▶ **WORKING DATA**
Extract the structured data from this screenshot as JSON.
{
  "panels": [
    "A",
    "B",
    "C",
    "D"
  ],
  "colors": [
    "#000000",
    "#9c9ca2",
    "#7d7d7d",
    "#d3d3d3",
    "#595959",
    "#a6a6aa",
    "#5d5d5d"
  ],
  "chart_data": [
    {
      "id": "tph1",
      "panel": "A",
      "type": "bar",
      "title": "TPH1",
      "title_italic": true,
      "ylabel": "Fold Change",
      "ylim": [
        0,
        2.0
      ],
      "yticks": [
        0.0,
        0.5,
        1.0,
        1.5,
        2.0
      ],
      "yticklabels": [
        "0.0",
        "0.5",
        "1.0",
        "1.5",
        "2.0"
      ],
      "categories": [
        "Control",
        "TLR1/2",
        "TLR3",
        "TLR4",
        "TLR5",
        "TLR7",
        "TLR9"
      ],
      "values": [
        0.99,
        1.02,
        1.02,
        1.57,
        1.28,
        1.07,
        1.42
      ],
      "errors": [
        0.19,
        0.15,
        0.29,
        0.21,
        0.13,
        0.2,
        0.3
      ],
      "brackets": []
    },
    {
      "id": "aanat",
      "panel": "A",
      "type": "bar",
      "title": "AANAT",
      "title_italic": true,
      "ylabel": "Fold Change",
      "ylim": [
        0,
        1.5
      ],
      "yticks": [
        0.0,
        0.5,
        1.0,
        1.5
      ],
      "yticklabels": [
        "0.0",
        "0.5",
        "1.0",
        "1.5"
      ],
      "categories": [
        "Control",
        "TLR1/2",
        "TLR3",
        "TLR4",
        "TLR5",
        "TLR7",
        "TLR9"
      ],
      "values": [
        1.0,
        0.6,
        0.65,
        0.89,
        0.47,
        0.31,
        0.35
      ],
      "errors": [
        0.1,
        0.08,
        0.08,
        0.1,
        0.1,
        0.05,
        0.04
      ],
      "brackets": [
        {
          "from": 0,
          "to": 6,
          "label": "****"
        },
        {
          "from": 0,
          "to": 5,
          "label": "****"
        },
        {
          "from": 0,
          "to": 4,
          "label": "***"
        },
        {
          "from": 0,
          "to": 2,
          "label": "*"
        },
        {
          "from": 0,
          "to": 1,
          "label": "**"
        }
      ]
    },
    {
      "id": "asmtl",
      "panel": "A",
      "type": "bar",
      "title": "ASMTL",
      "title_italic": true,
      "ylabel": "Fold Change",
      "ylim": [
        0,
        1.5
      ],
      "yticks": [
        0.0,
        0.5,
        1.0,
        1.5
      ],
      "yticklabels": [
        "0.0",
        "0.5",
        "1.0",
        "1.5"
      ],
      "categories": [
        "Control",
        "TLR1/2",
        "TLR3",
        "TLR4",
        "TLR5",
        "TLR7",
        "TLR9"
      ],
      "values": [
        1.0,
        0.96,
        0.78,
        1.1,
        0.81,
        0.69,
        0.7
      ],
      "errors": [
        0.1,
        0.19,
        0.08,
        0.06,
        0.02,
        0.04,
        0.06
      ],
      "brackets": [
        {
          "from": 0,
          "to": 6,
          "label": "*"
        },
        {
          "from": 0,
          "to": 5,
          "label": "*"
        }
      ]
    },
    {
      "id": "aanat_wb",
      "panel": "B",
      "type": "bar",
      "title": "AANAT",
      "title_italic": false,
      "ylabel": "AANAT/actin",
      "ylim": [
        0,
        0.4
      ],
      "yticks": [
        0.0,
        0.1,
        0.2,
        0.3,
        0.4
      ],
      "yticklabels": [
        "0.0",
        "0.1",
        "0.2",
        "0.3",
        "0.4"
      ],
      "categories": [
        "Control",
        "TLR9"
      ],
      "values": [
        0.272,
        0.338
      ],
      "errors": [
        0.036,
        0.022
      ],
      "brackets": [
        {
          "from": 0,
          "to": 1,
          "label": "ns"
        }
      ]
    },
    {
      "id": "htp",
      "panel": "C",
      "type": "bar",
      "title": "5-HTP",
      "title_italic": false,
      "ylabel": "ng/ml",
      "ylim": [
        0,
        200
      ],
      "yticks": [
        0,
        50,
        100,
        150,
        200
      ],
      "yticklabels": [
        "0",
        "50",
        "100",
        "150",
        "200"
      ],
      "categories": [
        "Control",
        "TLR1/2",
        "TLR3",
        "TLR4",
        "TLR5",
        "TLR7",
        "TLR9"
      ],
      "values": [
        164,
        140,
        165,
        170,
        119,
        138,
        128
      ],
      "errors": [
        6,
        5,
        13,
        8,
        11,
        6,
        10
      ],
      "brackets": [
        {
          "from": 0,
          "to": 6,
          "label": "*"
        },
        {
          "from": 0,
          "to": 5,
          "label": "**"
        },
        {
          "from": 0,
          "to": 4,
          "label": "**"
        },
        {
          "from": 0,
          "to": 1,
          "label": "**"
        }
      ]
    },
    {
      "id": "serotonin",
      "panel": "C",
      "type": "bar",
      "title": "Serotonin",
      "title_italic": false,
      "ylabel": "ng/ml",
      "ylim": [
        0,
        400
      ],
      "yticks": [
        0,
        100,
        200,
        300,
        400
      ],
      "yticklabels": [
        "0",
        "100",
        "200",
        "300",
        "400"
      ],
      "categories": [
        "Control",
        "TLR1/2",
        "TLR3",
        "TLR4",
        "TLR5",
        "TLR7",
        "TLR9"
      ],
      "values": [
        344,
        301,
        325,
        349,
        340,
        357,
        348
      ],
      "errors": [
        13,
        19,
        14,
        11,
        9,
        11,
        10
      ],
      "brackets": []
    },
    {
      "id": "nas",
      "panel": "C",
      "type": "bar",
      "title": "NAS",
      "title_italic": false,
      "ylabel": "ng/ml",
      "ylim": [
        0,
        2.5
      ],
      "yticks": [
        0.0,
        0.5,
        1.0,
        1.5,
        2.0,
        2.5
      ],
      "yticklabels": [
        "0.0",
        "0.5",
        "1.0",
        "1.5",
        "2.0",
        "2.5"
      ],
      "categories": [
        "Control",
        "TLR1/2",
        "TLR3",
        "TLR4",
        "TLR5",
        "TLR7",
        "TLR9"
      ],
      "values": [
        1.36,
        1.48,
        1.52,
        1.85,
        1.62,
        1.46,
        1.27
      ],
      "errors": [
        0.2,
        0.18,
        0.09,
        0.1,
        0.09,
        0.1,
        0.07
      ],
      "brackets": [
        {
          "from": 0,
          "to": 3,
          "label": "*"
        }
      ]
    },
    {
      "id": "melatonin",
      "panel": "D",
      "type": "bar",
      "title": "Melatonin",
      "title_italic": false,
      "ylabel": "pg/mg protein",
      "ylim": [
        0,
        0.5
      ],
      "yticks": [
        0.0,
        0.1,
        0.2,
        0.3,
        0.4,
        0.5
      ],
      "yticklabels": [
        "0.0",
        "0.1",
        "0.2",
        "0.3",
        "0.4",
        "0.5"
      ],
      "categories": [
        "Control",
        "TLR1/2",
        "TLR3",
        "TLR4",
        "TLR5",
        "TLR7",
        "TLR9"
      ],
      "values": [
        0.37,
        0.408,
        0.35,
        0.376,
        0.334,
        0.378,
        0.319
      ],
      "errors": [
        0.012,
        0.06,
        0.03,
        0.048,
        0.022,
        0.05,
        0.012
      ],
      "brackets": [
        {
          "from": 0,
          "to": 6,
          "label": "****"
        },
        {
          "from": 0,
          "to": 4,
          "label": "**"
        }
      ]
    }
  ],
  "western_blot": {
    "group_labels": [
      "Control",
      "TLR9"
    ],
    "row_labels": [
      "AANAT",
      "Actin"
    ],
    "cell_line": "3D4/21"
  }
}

▶ **WHAT TO DO**
Every record listed above needs to be written out again exactly.

▶ **SOLUTION TO THE EXERCISE**
Extract the structured data from this screenshot as JSON.
{
  "panels": [
    "A",
    "B",
    "C",
    "D"
  ],
  "colors": [
    "#000000",
    "#9c9ca2",
    "#7d7d7d",
    "#d3d3d3",
    "#595959",
    "#a6a6aa",
    "#5d5d5d"
  ],
  "chart_data": [
    {
      "id": "tph1",
      "panel": "A",
      "type": "bar",
      "title": "TPH1",
      "title_italic": true,
      "ylabel": "Fold Change",
      "ylim": [
        0,
        2.0
      ],
      "yticks": [
        0.0,
        0.5,
        1.0,
        1.5,
        2.0
      ],
      "yticklabels": [
        "0.0",
        "0.5",
        "1.0",
        "1.5",
        "2.0"
      ],
      "categories": [
        "Control",
        "TLR1/2",
        "TLR3",
        "TLR4",
        "TLR5",
        "TLR7",
        "TLR9"
      ],
      "values": [
        0.99,
        1.02,
        1.02,
        1.57,
        1.28,
        1.07,
        1.42
      ],
      "errors": [
        0.19,
        0.15,
        0.29,
        0.21,
        0.13,
        0.2,
        0.3
      ],
      "brackets": []
    },
    {
      "id": "aanat",
      "panel": "A",
      "type": "bar",
      "title": "AANAT",
      "title_italic": true,
      "ylabel": "Fold Change",
      "ylim": [
        0,
        1.5
      ],
      "yticks": [
        0.0,
        0.5,
        1.0,
        1.5
      ],
      "yticklabels": [
        "0.0",
        "0.5",
        "1.0",
        "1.5"
      ],
      "categories": [
        "Control",
        "TLR1/2",
        "TLR3",
        "TLR4",
        "TLR5",
        "TLR7",
        "TLR9"
      ],
      "values": [
        1.0,
        0.6,
        0.65,
        0.89,
        0.47,
        0.31,
        0.35
      ],
      "errors": [
        0.1,
        0.08,
        0.08,
        0.1,
        0.1,
        0.05,
        0.04
      ],
      "brackets": [
        {
          "from": 0,
          "to": 6,
          "label": "****"
        },
        {
          "from": 0,
          "to": 5,
          "label": "****"
        },
        {
          "from": 0,
          "to": 4,
          "label": "***"
        },
        {
          "from": 0,
          "to": 2,
          "label": "*"
        },
        {
          "from": 0,
          "to": 1,
          "label": "**"
        }
      ]
    },
    {
      "id": "asmtl",
      "panel": "A",
      "type": "bar",
      "title": "ASMTL",
      "title_italic": true,
      "ylabel": "Fold Change",
      "ylim": [
        0,
        1.5
      ],
      "yticks": [
        0.0,
        0.5,
        1.0,
        1.5
      ],
      "yticklabels": [
        "0.0",
        "0.5",
        "1.0",
        "1.5"
      ],
      "categories": [
        "Control",
        "TLR1/2",
        "TLR3",
        "TLR4",
        "TLR5",
        "TLR7",
        "TLR9"
      ],
      "values": [
        1.0,
        0.96,
        0.78,
        1.1,
        0.81,
        0.69,
        0.7
      ],
      "errors": [
        0.1,
        0.19,
        0.08,
        0.06,
        0.02,
        0.04,
        0.06
      ],
      "brackets": [
        {
          "from": 0,
          "to": 6,
          "label": "*"
        },
        {
          "from": 0,
          "to": 5,
          "label": "*"
        }
      ]
    },
    {
      "id": "aanat_wb",
      "panel": "B",
      "type": "bar",
      "title": "AANAT",
      "title_italic": false,
      "ylabel": "AANAT/actin",
      "ylim": [
        0,
        0.4
      ],
      "yticks": [
        0.0,
        0.1,
        0.2,
        0.3,
        0.4
      ],
      "yticklabels": [
        "0.0",
        "0.1",
        "0.2",
        "0.3",
        "0.4"
      ],
      "categories": [
        "Control",
        "TLR9"
      ],
      "values": [
        0.272,
        0.338
      ],
      "errors": [
        0.036,
        0.022
      ],
      "brackets": [
        {
          "from": 0,
          "to": 1,
          "label": "ns"
        }
      ]
    },
    {
      "id": "htp",
      "panel": "C",
      "type": "bar",
      "title": "5-HTP",
      "title_italic": false,
      "ylabel": "ng/ml",
      "ylim": [
        0,
        200
      ],
      "yticks": [
        0,
        50,
        100,
        150,
        200
      ],
      "yticklabels": [
        "0",
        "50",
        "100",
        "150",
        "200"
      ],
      "categories": [
        "Control",
        "TLR1/2",
        "TLR3",
        "TLR4",
        "TLR5",
        "TLR7",
        "TLR9"
      ],
      "values": [
        164,
        140,
        165,
        170,
        119,
        138,
        128
      ],
      "errors": [
        6,
        5,
        13,
        8,
        11,
        6,
        10
      ],
      "brackets": [
        {
          "from": 0,
          "to": 6,
          "label": "*"
        },
        {
          "from": 0,
          "to": 5,
          "label": "**"
        },
        {
          "from": 0,
          "to": 4,
          "label": "**"
        },
        {
          "from": 0,
          "to": 1,
          "label": "**"
        }
      ]
    },
    {
      "id": "serotonin",
      "panel": "C",
      "type": "bar",
      "title": "Serotonin",
      "title_italic": false,
      "ylabel": "ng/ml",
      "ylim": [
        0,
        400
      ],
      "yticks": [
        0,
        100,
        200,
        300,
        400
      ],
      "yticklabels": [
        "0",
        "100",
        "200",
        "300",
        "400"
      ],
      "categories": [
        "Control",
        "TLR1/2",
        "TLR3",
        "TLR4",
        "TLR5",
        "TLR7",
        "TLR9"
      ],
      "values": [
        344,
        301,
        325,
        349,
        340,
        357,
        348
      ],
      "errors": [
        13,
        19,
        14,
        11,
        9,
        11,
        10
      ],
      "brackets": []
    },
    {
      "id": "nas",
      "panel": "C",
      "type": "bar",
      "title": "NAS",
      "title_italic": false,
      "ylabel": "ng/ml",
      "ylim": [
        0,
        2.5
      ],
      "yticks": [
        0.0,
        0.5,
        1.0,
        1.5,
        2.0,
        2.5
      ],
      "yticklabels": [
        "0.0",
        "0.5",
        "1.0",
        "1.5",
        "2.0",
        "2.5"
      ],
      "categories": [
        "Control",
        "TLR1/2",
        "TLR3",
        "TLR4",
        "TLR5",
        "TLR7",
        "TLR9"
      ],
      "values": [
        1.36,
        1.48,
        1.52,
        1.85,
        1.62,
        1.46,
        1.27
      ],
      "errors": [
        0.2,
        0.18,
        0.09,
        0.1,
        0.09,
        0.1,
        0.07
      ],
      "brackets": [
        {
          "from": 0,
          "to": 3,
          "label": "*"
        }
      ]
    },
    {
      "id": "melatonin",
      "panel": "D",
      "type": "bar",
      "title": "Melatonin",
      "title_italic": false,
      "ylabel": "pg/mg protein",
      "ylim": [
        0,
        0.5
      ],
      "yticks": [
        0.0,
        0.1,
        0.2,
        0.3,
        0.4,
        0.5
      ],
      "yticklabels": [
        "0.0",
        "0.1",
        "0.2",
        "0.3",
        "0.4",
        "0.5"
      ],
      "categories": [
        "Control",
        "TLR1/2",
        "TLR3",
        "TLR4",
        "TLR5",
        "TLR7",
        "TLR9"
      ],
      "values": [
        0.37,
        0.408,
        0.35,
        0.376,
        0.334,
        0.378,
        0.319
      ],
      "errors": [
        0.012,
        0.06,
        0.03,
        0.048,
        0.022,
        0.05,
        0.012
      ],
      "brackets": [
        {
          "from": 0,
          "to": 6,
          "label": "****"
        },
        {
          "from": 0,
          "to": 4,
          "label": "**"
        }
      ]
    }
  ],
  "western_blot": {
    "group_labels": [
      "Control",
      "TLR9"
    ],
    "row_labels": [
      "AANAT",
      "Actin"
    ],
    "cell_line": "3D4/21"
  }
}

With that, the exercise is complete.